--- begin RECORDS FOR THIS TASK ---

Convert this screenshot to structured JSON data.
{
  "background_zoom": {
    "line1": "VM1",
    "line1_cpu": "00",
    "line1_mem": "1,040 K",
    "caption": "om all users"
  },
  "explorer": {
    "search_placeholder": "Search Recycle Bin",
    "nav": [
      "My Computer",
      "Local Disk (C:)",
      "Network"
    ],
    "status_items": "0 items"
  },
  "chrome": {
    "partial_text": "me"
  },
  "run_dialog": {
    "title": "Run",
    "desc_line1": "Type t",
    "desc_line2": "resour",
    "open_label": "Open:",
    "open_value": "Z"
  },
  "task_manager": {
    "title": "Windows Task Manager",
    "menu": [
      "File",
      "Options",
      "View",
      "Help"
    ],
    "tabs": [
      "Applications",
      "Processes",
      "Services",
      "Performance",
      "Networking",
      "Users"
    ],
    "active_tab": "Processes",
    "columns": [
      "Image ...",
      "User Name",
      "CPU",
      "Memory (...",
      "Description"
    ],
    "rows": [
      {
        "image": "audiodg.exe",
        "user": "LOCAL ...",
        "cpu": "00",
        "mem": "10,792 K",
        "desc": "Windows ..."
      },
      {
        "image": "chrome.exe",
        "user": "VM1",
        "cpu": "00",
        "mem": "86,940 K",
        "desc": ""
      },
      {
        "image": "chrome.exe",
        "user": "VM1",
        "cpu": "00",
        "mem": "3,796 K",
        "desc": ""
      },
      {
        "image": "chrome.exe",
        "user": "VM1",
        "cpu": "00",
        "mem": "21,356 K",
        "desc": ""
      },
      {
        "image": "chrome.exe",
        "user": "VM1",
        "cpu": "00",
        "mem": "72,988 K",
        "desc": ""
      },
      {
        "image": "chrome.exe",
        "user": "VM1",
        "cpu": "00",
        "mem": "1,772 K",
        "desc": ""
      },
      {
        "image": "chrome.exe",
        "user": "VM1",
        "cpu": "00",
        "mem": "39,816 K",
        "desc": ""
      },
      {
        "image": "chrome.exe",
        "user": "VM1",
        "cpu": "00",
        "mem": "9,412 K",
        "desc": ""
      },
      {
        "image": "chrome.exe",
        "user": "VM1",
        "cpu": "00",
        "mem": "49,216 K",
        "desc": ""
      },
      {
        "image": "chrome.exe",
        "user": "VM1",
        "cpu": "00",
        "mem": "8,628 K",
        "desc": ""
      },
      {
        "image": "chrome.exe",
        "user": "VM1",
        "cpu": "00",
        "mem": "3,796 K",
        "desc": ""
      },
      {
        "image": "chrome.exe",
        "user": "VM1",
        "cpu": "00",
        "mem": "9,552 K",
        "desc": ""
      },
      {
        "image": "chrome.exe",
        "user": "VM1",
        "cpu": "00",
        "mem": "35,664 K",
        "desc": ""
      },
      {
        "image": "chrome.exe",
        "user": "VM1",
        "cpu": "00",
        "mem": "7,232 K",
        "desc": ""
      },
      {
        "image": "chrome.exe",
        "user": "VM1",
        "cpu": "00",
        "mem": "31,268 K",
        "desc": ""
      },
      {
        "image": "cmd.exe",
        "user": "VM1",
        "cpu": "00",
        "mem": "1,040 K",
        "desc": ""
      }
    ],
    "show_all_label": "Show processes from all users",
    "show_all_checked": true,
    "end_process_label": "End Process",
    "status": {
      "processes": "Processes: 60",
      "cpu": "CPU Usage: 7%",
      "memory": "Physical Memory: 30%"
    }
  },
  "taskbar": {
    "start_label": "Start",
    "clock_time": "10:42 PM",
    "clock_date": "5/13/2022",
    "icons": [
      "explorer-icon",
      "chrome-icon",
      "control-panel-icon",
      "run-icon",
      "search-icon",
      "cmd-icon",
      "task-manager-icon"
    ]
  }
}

--- end RECORDS FOR THIS TASK ---
--- begin RECORDS FOR THIS TASK ---

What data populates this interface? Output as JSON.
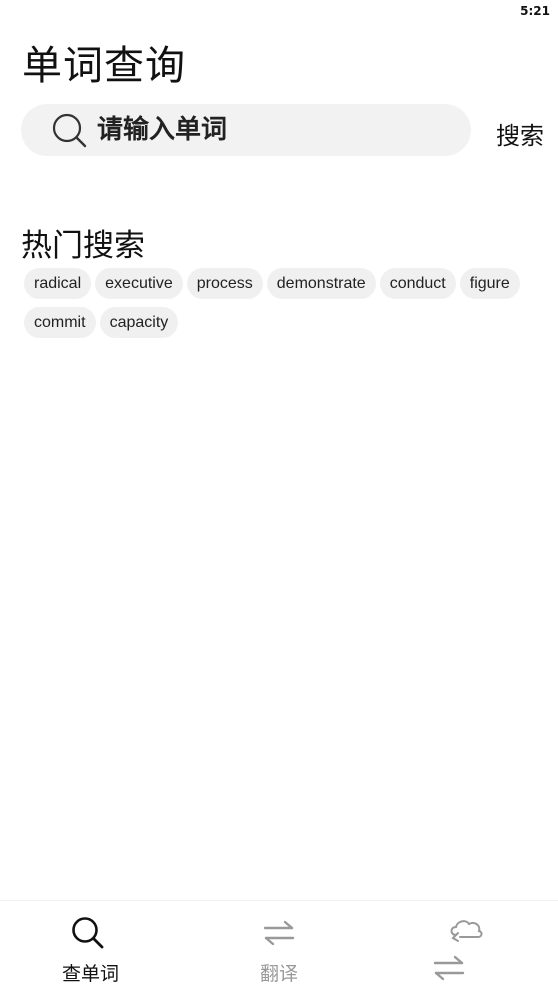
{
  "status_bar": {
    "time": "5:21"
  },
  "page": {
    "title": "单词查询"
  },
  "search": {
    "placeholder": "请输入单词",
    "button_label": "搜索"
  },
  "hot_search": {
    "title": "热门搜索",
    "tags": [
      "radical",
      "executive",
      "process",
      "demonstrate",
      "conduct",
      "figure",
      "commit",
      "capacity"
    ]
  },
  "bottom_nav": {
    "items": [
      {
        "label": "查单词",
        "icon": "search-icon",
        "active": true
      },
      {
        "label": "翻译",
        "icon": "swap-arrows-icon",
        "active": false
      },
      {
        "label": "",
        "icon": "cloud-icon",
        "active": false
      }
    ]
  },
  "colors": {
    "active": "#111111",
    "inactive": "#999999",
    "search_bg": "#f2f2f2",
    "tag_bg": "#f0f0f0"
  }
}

--- end RECORDS FOR THIS TASK ---

**WHAT YOU HAVE TO DO**. Copy each line of the listing that includes "title".

**COMPLETED EXERCISE**.
    "title": "Run",
    "title": "Windows Task Manager",
    "title": "单词查询"
    "title": "热门搜索",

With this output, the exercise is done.